:: What you will do ::
Reproduce each record exactly.

— Begin —

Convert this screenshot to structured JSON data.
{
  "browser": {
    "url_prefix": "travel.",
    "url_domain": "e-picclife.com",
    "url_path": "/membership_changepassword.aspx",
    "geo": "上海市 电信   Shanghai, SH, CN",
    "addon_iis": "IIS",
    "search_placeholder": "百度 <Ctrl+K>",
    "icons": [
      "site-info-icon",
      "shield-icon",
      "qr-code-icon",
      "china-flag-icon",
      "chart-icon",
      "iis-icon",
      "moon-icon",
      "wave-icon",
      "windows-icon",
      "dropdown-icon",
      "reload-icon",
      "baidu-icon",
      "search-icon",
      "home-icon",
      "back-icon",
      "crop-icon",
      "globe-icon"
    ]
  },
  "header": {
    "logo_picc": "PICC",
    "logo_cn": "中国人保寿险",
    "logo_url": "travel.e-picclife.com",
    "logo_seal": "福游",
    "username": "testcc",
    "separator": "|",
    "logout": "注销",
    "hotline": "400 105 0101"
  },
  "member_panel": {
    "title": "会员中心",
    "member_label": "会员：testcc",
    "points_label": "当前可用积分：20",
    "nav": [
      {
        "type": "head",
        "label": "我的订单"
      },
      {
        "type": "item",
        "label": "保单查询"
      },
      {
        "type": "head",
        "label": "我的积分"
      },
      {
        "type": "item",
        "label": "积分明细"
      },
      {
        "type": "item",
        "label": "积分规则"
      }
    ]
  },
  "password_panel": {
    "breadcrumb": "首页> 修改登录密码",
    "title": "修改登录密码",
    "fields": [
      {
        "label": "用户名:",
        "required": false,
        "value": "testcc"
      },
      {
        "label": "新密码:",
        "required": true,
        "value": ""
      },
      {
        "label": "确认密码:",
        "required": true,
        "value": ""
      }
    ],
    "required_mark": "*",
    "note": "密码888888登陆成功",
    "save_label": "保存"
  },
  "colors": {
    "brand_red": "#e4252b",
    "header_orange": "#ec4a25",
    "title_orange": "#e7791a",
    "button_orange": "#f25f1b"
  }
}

— End —

:: Exercise response ::
Convert this screenshot to structured JSON data.
{
  "browser": {
    "url_prefix": "travel.",
    "url_domain": "e-picclife.com",
    "url_path": "/membership_changepassword.aspx",
    "geo": "上海市 电信   Shanghai, SH, CN",
    "addon_iis": "IIS",
    "search_placeholder": "百度 <Ctrl+K>",
    "icons": [
      "site-info-icon",
      "shield-icon",
      "qr-code-icon",
      "china-flag-icon",
      "chart-icon",
      "iis-icon",
      "moon-icon",
      "wave-icon",
      "windows-icon",
      "dropdown-icon",
      "reload-icon",
      "baidu-icon",
      "search-icon",
      "home-icon",
      "back-icon",
      "crop-icon",
      "globe-icon"
    ]
  },
  "header": {
    "logo_picc": "PICC",
    "logo_cn": "中国人保寿险",
    "logo_url": "travel.e-picclife.com",
    "logo_seal": "福游",
    "username": "testcc",
    "separator": "|",
    "logout": "注销",
    "hotline": "400 105 0101"
  },
  "member_panel": {
    "title": "会员中心",
    "member_label": "会员：testcc",
    "points_label": "当前可用积分：20",
    "nav": [
      {
        "type": "head",
        "label": "我的订单"
      },
      {
        "type": "item",
        "label": "保单查询"
      },
      {
        "type": "head",
        "label": "我的积分"
      },
      {
        "type": "item",
        "label": "积分明细"
      },
      {
        "type": "item",
        "label": "积分规则"
      }
    ]
  },
  "password_panel": {
    "breadcrumb": "首页> 修改登录密码",
    "title": "修改登录密码",
    "fields": [
      {
        "label": "用户名:",
        "required": false,
        "value": "testcc"
      },
      {
        "label": "新密码:",
        "required": true,
        "value": ""
      },
      {
        "label": "确认密码:",
        "required": true,
        "value": ""
      }
    ],
    "required_mark": "*",
    "note": "密码888888登陆成功",
    "save_label": "保存"
  },
  "colors": {
    "brand_red": "#e4252b",
    "header_orange": "#ec4a25",
    "title_orange": "#e7791a",
    "button_orange": "#f25f1b"
  }
}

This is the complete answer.